Dataset records
· · · · ·

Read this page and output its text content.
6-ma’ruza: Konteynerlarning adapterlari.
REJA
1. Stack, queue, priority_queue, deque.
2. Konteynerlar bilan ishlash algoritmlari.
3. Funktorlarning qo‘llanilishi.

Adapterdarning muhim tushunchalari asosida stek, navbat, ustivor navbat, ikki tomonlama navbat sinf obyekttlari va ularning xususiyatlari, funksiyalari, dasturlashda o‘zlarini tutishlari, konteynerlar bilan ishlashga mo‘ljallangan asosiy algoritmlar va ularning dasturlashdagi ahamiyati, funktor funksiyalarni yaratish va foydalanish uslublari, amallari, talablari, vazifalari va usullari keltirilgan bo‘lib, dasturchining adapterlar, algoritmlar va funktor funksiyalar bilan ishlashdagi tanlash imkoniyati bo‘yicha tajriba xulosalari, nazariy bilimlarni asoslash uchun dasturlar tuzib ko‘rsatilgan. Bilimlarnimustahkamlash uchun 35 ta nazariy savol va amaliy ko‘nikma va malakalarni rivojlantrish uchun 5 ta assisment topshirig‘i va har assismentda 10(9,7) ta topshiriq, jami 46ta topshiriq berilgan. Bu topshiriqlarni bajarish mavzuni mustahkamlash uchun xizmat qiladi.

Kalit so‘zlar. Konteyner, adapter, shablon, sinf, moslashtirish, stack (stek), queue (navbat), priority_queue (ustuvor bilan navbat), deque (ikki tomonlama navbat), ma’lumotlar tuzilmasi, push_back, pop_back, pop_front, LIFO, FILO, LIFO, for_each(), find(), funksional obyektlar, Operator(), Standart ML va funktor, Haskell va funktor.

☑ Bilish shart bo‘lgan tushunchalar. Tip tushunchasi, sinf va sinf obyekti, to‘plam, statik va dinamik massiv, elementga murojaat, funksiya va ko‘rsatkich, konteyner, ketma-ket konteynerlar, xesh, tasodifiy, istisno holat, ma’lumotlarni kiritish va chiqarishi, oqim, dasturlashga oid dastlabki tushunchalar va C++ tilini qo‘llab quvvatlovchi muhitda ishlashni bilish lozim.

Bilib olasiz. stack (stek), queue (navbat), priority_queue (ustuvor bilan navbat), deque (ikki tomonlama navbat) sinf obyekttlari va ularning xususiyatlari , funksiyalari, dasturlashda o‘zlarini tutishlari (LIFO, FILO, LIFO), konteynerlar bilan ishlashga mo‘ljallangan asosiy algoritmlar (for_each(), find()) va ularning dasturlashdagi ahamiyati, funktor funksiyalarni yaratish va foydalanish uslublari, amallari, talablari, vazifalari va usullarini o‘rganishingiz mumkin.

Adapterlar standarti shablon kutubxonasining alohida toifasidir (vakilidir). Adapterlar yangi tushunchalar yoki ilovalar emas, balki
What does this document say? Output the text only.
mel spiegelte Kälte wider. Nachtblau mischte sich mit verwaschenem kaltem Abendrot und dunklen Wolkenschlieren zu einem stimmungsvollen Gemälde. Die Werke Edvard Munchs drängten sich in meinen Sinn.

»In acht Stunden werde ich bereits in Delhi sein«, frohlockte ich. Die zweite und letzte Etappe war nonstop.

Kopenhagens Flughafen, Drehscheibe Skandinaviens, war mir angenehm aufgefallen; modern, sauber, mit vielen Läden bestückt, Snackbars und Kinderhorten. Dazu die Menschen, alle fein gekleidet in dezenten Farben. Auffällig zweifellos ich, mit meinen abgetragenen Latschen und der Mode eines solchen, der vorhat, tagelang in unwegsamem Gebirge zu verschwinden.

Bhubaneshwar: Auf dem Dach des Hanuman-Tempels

· · · · ·

§ Set exercise
Restate every record exactly, leaving nothing out.

§ Exercise response
Read this page and output its text content.
6-ma’ruza: Konteynerlarning adapterlari.
REJA
1. Stack, queue, priority_queue, deque.
2. Konteynerlar bilan ishlash algoritmlari.
3. Funktorlarning qo‘llanilishi.

Adapterdarning muhim tushunchalari asosida stek, navbat, ustivor navbat, ikki tomonlama navbat sinf obyekttlari va ularning xususiyatlari, funksiyalari, dasturlashda o‘zlarini tutishlari, konteynerlar bilan ishlashga mo‘ljallangan asosiy algoritmlar va ularning dasturlashdagi ahamiyati, funktor funksiyalarni yaratish va foydalanish uslublari, amallari, talablari, vazifalari va usullari keltirilgan bo‘lib, dasturchining adapterlar, algoritmlar va funktor funksiyalar bilan ishlashdagi tanlash imkoniyati bo‘yicha tajriba xulosalari, nazariy bilimlarni asoslash uchun dasturlar tuzib ko‘rsatilgan. Bilimlarnimustahkamlash uchun 35 ta nazariy savol va amaliy ko‘nikma va malakalarni rivojlantrish uchun 5 ta assisment topshirig‘i va har assismentda 10(9,7) ta topshiriq, jami 46ta topshiriq berilgan. Bu topshiriqlarni bajarish mavzuni mustahkamlash uchun xizmat qiladi.

Kalit so‘zlar. Konteyner, adapter, shablon, sinf, moslashtirish, stack (stek), queue (navbat), priority_queue (ustuvor bilan navbat), deque (ikki tomonlama navbat), ma’lumotlar tuzilmasi, push_back, pop_back, pop_front, LIFO, FILO, LIFO, for_each(), find(), funksional obyektlar, Operator(), Standart ML va funktor, Haskell va funktor.

☑ Bilish shart bo‘lgan tushunchalar. Tip tushunchasi, sinf va sinf obyekti, to‘plam, statik va dinamik massiv, elementga murojaat, funksiya va ko‘rsatkich, konteyner, ketma-ket konteynerlar, xesh, tasodifiy, istisno holat, ma’lumotlarni kiritish va chiqarishi, oqim, dasturlashga oid dastlabki tushunchalar va C++ tilini qo‘llab quvvatlovchi muhitda ishlashni bilish lozim.

Bilib olasiz. stack (stek), queue (navbat), priority_queue (ustuvor bilan navbat), deque (ikki tomonlama navbat) sinf obyekttlari va ularning xususiyatlari , funksiyalari, dasturlashda o‘zlarini tutishlari (LIFO, FILO, LIFO), konteynerlar bilan ishlashga mo‘ljallangan asosiy algoritmlar (for_each(), find()) va ularning dasturlashdagi ahamiyati, funktor funksiyalarni yaratish va foydalanish uslublari, amallari, talablari, vazifalari va usullarini o‘rganishingiz mumkin.

Adapterlar standarti shablon kutubxonasining alohida toifasidir (vakilidir). Adapterlar yangi tushunchalar yoki ilovalar emas, balki
What does this document say? Output the text only.
mel spiegelte Kälte wider. Nachtblau mischte sich mit verwaschenem kaltem Abendrot und dunklen Wolkenschlieren zu einem stimmungsvollen Gemälde. Die Werke Edvard Munchs drängten sich in meinen Sinn.

»In acht Stunden werde ich bereits in Delhi sein«, frohlockte ich. Die zweite und letzte Etappe war nonstop.

Kopenhagens Flughafen, Drehscheibe Skandinaviens, war mir angenehm aufgefallen; modern, sauber, mit vielen Läden bestückt, Snackbars und Kinderhorten. Dazu die Menschen, alle fein gekleidet in dezenten Farben. Auffällig zweifellos ich, mit meinen abgetragenen Latschen und der Mode eines solchen, der vorhat, tagelang in unwegsamem Gebirge zu verschwinden.

Bhubaneshwar: Auf dem Dach des Hanuman-Tempels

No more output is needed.